Figure dataset records:
━━━━━━━━

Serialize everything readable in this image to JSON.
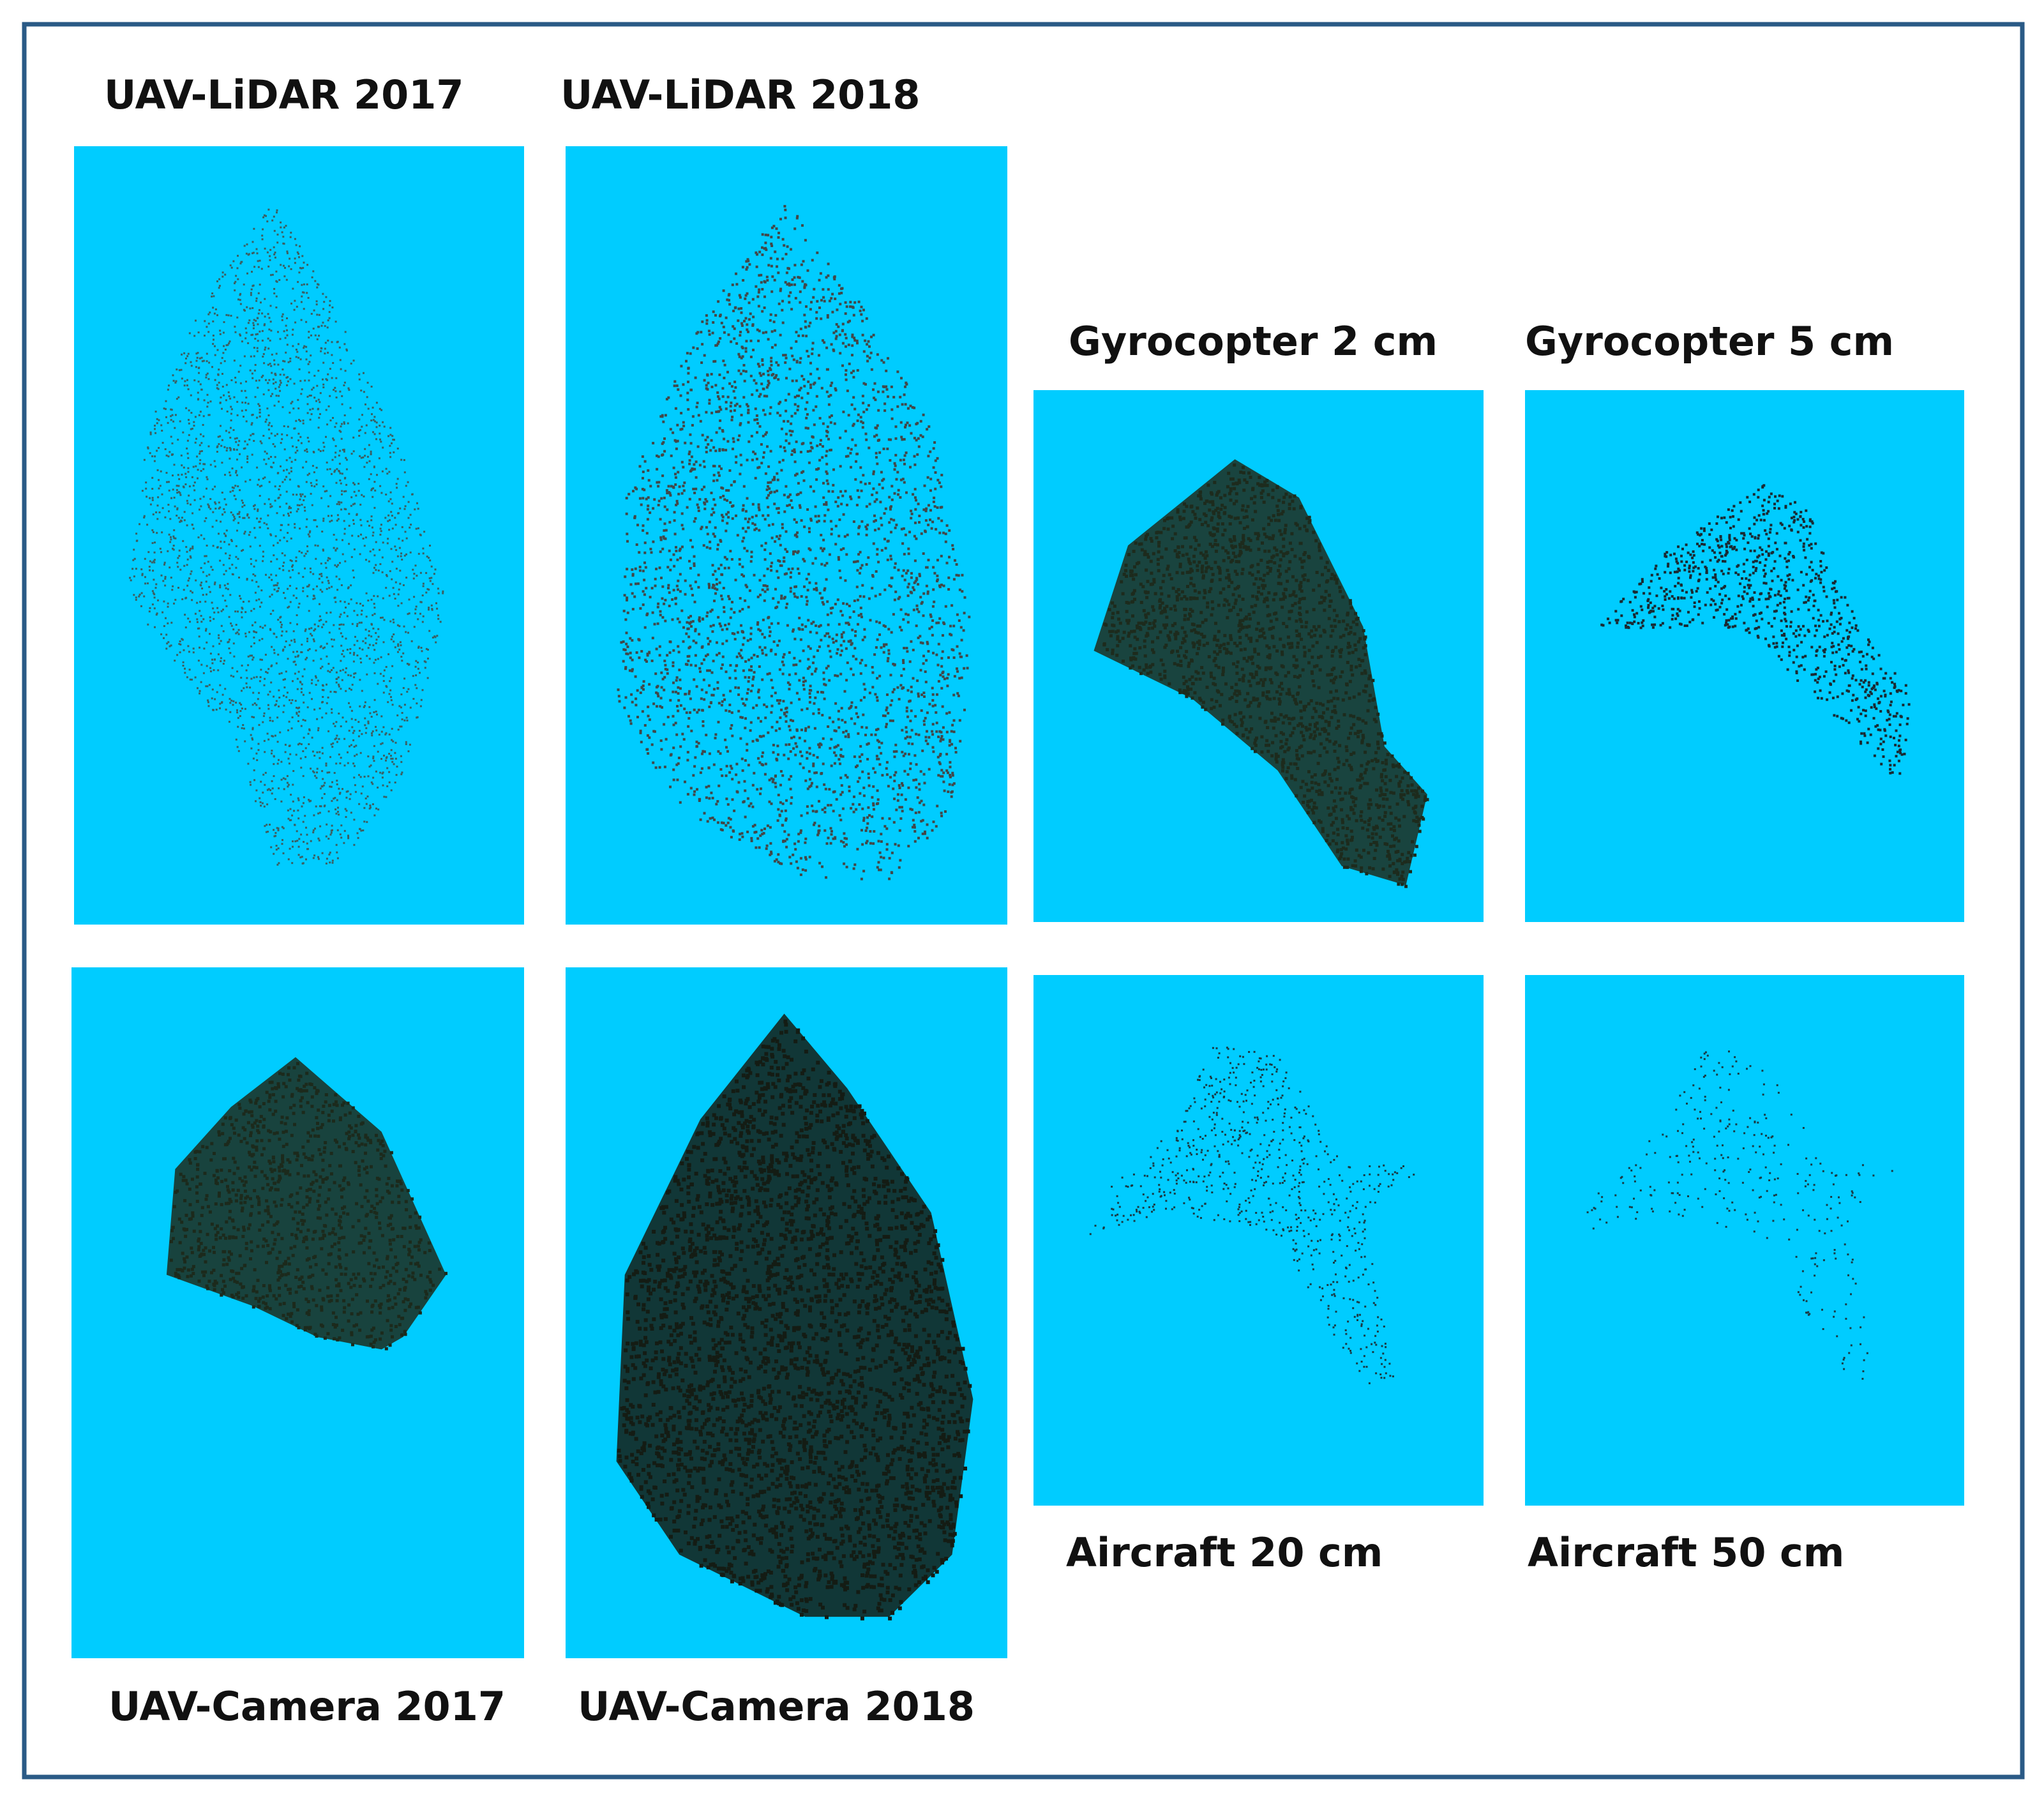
{
  "panels": [
    {
      "label": "UAV-LiDAR 2017"
    },
    {
      "label": "UAV-LiDAR 2018"
    },
    {
      "label": "Gyrocopter 2 cm"
    },
    {
      "label": "Gyrocopter 5 cm"
    },
    {
      "label": "UAV-Camera 2017"
    },
    {
      "label": "UAV-Camera 2018"
    },
    {
      "label": "Aircraft 20 cm"
    },
    {
      "label": "Aircraft 50 cm"
    }
  ]
}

━━━━━━━━

→ **Given instruction**
Omit every picture, then repeat the remaining data exactly as it appears above.

→ **Completed task**
Serialize everything readable in this image to JSON.
{
  "panels": [
    {
      "label": "UAV-LiDAR 2017"
    },
    {
      "label": "UAV-LiDAR 2018"
    },
    {
      "label": "Gyrocopter 2 cm"
    },
    {
      "label": "Gyrocopter 5 cm"
    },
    {
      "label": "UAV-Camera 2017"
    },
    {
      "label": "UAV-Camera 2018"
    },
    {
      "label": "Aircraft 20 cm"
    },
    {
      "label": "Aircraft 50 cm"
    }
  ]
}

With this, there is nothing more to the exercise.